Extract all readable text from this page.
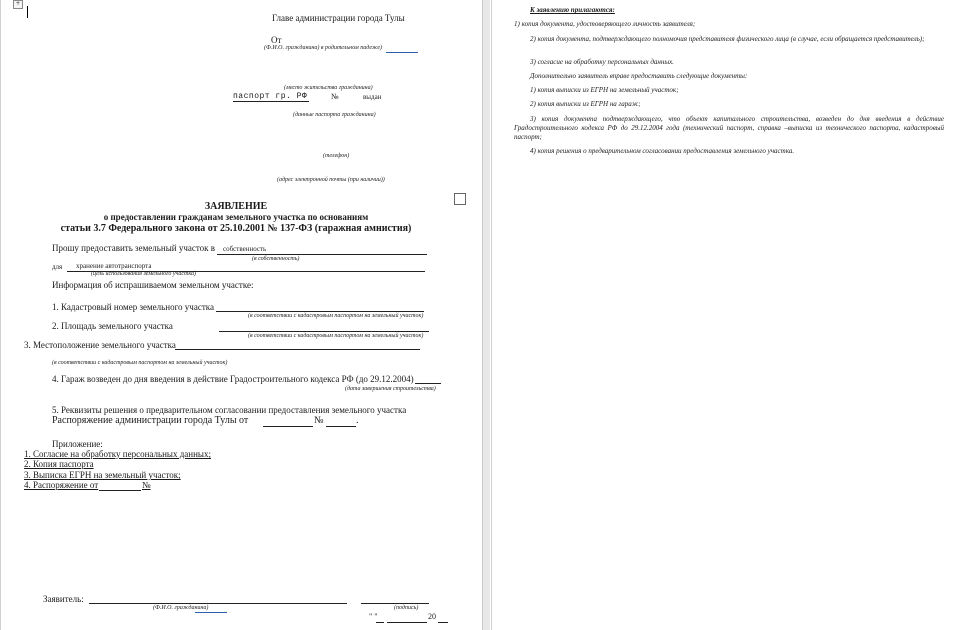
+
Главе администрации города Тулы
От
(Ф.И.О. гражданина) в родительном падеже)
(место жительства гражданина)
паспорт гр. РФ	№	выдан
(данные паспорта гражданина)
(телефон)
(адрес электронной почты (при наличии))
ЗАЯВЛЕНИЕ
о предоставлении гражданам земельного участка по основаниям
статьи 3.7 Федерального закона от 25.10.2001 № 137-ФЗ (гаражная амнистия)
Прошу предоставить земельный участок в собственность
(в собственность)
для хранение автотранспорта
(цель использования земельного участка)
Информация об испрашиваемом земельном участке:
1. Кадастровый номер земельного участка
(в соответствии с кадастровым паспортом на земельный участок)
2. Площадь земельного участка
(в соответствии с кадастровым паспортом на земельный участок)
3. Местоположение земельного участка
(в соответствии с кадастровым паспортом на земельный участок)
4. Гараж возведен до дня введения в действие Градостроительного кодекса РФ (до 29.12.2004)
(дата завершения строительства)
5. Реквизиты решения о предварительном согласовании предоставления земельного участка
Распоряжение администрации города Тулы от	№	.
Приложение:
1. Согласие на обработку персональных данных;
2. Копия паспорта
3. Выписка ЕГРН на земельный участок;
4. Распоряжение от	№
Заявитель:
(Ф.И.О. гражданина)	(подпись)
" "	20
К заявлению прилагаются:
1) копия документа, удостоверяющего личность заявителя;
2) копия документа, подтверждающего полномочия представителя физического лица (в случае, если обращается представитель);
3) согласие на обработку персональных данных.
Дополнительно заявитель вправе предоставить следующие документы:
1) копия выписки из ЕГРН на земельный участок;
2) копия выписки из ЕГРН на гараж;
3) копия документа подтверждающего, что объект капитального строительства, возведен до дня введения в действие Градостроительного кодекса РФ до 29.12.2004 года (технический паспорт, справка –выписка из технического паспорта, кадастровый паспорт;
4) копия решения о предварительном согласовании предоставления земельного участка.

^^^^^^^^

## [WRITTEN PROBLEM]
Write out again every line above exactly as given; the pictures do not belong in the copy.

## [THE ANSWER]
Extract all readable text from this page.
+
Главе администрации города Тулы
От
(Ф.И.О. гражданина) в родительном падеже)
(место жительства гражданина)
паспорт гр. РФ	№	выдан
(данные паспорта гражданина)
(телефон)
(адрес электронной почты (при наличии))
ЗАЯВЛЕНИЕ
о предоставлении гражданам земельного участка по основаниям
статьи 3.7 Федерального закона от 25.10.2001 № 137-ФЗ (гаражная амнистия)
Прошу предоставить земельный участок в собственность
(в собственность)
для хранение автотранспорта
(цель использования земельного участка)
Информация об испрашиваемом земельном участке:
1. Кадастровый номер земельного участка
(в соответствии с кадастровым паспортом на земельный участок)
2. Площадь земельного участка
(в соответствии с кадастровым паспортом на земельный участок)
3. Местоположение земельного участка
(в соответствии с кадастровым паспортом на земельный участок)
4. Гараж возведен до дня введения в действие Градостроительного кодекса РФ (до 29.12.2004)
(дата завершения строительства)
5. Реквизиты решения о предварительном согласовании предоставления земельного участка
Распоряжение администрации города Тулы от	№	.
Приложение:
1. Согласие на обработку персональных данных;
2. Копия паспорта
3. Выписка ЕГРН на земельный участок;
4. Распоряжение от	№
Заявитель:
(Ф.И.О. гражданина)	(подпись)
" "	20
К заявлению прилагаются:
1) копия документа, удостоверяющего личность заявителя;
2) копия документа, подтверждающего полномочия представителя физического лица (в случае, если обращается представитель);
3) согласие на обработку персональных данных.
Дополнительно заявитель вправе предоставить следующие документы:
1) копия выписки из ЕГРН на земельный участок;
2) копия выписки из ЕГРН на гараж;
3) копия документа подтверждающего, что объект капитального строительства, возведен до дня введения в действие Градостроительного кодекса РФ до 29.12.2004 года (технический паспорт, справка –выписка из технического паспорта, кадастровый паспорт;
4) копия решения о предварительном согласовании предоставления земельного участка.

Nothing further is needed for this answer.